### Task brief
Word for word, retype every entry in the listing.

### Dataset

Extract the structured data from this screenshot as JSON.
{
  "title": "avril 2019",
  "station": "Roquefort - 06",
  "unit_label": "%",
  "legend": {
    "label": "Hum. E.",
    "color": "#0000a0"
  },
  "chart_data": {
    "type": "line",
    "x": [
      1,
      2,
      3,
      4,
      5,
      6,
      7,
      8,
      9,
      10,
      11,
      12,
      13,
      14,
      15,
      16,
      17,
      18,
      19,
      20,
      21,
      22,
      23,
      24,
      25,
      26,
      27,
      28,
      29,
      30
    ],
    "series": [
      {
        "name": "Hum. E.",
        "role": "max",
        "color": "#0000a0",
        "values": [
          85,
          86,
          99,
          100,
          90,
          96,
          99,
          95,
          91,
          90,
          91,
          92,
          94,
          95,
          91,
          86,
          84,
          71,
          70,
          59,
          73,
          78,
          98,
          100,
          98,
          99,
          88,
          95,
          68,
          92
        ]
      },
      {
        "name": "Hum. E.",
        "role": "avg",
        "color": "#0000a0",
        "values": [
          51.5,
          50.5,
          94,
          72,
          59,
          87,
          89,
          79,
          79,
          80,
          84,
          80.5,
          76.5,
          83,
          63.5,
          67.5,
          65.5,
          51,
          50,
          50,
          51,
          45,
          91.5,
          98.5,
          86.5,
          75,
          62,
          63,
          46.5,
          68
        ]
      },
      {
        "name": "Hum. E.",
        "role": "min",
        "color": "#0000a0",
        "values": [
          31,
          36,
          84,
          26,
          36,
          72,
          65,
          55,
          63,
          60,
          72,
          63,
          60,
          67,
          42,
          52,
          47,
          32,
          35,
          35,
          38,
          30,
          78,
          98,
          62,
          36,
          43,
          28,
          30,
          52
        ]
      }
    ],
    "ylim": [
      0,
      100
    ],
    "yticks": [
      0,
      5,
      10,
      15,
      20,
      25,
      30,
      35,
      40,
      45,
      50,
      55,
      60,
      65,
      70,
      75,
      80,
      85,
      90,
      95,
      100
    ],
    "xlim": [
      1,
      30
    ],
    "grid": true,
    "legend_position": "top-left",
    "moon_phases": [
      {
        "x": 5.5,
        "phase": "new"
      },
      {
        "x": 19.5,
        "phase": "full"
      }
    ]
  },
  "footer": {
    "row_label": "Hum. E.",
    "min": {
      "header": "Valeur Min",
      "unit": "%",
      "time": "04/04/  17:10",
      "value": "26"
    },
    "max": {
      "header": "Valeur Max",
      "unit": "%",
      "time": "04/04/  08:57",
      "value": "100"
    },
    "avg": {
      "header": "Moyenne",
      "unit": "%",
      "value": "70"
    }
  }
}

### Worked answer
Extract the structured data from this screenshot as JSON.
{
  "title": "avril 2019",
  "station": "Roquefort - 06",
  "unit_label": "%",
  "legend": {
    "label": "Hum. E.",
    "color": "#0000a0"
  },
  "chart_data": {
    "type": "line",
    "x": [
      1,
      2,
      3,
      4,
      5,
      6,
      7,
      8,
      9,
      10,
      11,
      12,
      13,
      14,
      15,
      16,
      17,
      18,
      19,
      20,
      21,
      22,
      23,
      24,
      25,
      26,
      27,
      28,
      29,
      30
    ],
    "series": [
      {
        "name": "Hum. E.",
        "role": "max",
        "color": "#0000a0",
        "values": [
          85,
          86,
          99,
          100,
          90,
          96,
          99,
          95,
          91,
          90,
          91,
          92,
          94,
          95,
          91,
          86,
          84,
          71,
          70,
          59,
          73,
          78,
          98,
          100,
          98,
          99,
          88,
          95,
          68,
          92
        ]
      },
      {
        "name": "Hum. E.",
        "role": "avg",
        "color": "#0000a0",
        "values": [
          51.5,
          50.5,
          94,
          72,
          59,
          87,
          89,
          79,
          79,
          80,
          84,
          80.5,
          76.5,
          83,
          63.5,
          67.5,
          65.5,
          51,
          50,
          50,
          51,
          45,
          91.5,
          98.5,
          86.5,
          75,
          62,
          63,
          46.5,
          68
        ]
      },
      {
        "name": "Hum. E.",
        "role": "min",
        "color": "#0000a0",
        "values": [
          31,
          36,
          84,
          26,
          36,
          72,
          65,
          55,
          63,
          60,
          72,
          63,
          60,
          67,
          42,
          52,
          47,
          32,
          35,
          35,
          38,
          30,
          78,
          98,
          62,
          36,
          43,
          28,
          30,
          52
        ]
      }
    ],
    "ylim": [
      0,
      100
    ],
    "yticks": [
      0,
      5,
      10,
      15,
      20,
      25,
      30,
      35,
      40,
      45,
      50,
      55,
      60,
      65,
      70,
      75,
      80,
      85,
      90,
      95,
      100
    ],
    "xlim": [
      1,
      30
    ],
    "grid": true,
    "legend_position": "top-left",
    "moon_phases": [
      {
        "x": 5.5,
        "phase": "new"
      },
      {
        "x": 19.5,
        "phase": "full"
      }
    ]
  },
  "footer": {
    "row_label": "Hum. E.",
    "min": {
      "header": "Valeur Min",
      "unit": "%",
      "time": "04/04/  17:10",
      "value": "26"
    },
    "max": {
      "header": "Valeur Max",
      "unit": "%",
      "time": "04/04/  08:57",
      "value": "100"
    },
    "avg": {
      "header": "Moyenne",
      "unit": "%",
      "value": "70"
    }
  }
}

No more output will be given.